──────── Data provided
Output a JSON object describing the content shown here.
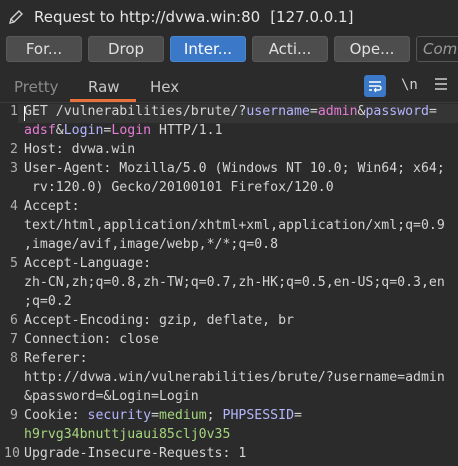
{
  "window": {
    "title": "Request to http://dvwa.win:80",
    "ip": "[127.0.0.1]"
  },
  "buttons": [
    {
      "label": "For..."
    },
    {
      "label": "Drop"
    },
    {
      "label": "Inter..."
    },
    {
      "label": "Acti..."
    },
    {
      "label": "Ope..."
    },
    {
      "label": "Com"
    }
  ],
  "tabs": {
    "pretty": "Pretty",
    "raw": "Raw",
    "hex": "Hex",
    "newline_toggle": "\\n"
  },
  "request": {
    "line1_method": "GET",
    "line1_path": "/vulnerabilities/brute/?",
    "p1_name": "username",
    "p1_value": "admin",
    "p2_name": "password",
    "p2_value": "adsf",
    "p3_name": "Login",
    "p3_value": "Login",
    "line1_proto": " HTTP/1.1",
    "host": "Host: dvwa.win",
    "ua_a": "User-Agent: Mozilla/5.0 (Windows NT 10.0; Win64; x64;",
    "ua_b": " rv:120.0) Gecko/20100101 Firefox/120.0",
    "accept_a": "Accept:",
    "accept_b": "text/html,application/xhtml+xml,application/xml;q=0.9",
    "accept_c": ",image/avif,image/webp,*/*;q=0.8",
    "al_a": "Accept-Language:",
    "al_b": "zh-CN,zh;q=0.8,zh-TW;q=0.7,zh-HK;q=0.5,en-US;q=0.3,en",
    "al_c": ";q=0.2",
    "ae": "Accept-Encoding: gzip, deflate, br",
    "conn": "Connection: close",
    "ref_a": "Referer:",
    "ref_b": "http://dvwa.win/vulnerabilities/brute/?username=admin",
    "ref_c": "&password=&Login=Login",
    "cookie_label": "Cookie: ",
    "c1_name": "security",
    "c1_value": "medium",
    "c2_name": "PHPSESSID",
    "c2_value": "h9rvg34bnuttjuaui85clj0v35",
    "uir": "Upgrade-Insecure-Requests: 1"
  },
  "line_numbers": [
    "1",
    "2",
    "3",
    "4",
    "5",
    "6",
    "7",
    "8",
    "9",
    "10"
  ],
  "colors": {
    "background": "#2b2b2b",
    "accent": "#3b78c8",
    "tab_underline": "#e8703a",
    "param_name": "#b5b5ff",
    "param_value": "#e57bd6",
    "cookie_value": "#a5d67d"
  }
}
────────────────
§ **Written task**
Tally the lines holding the string "admin" and give only the count.

§ **Task response**
2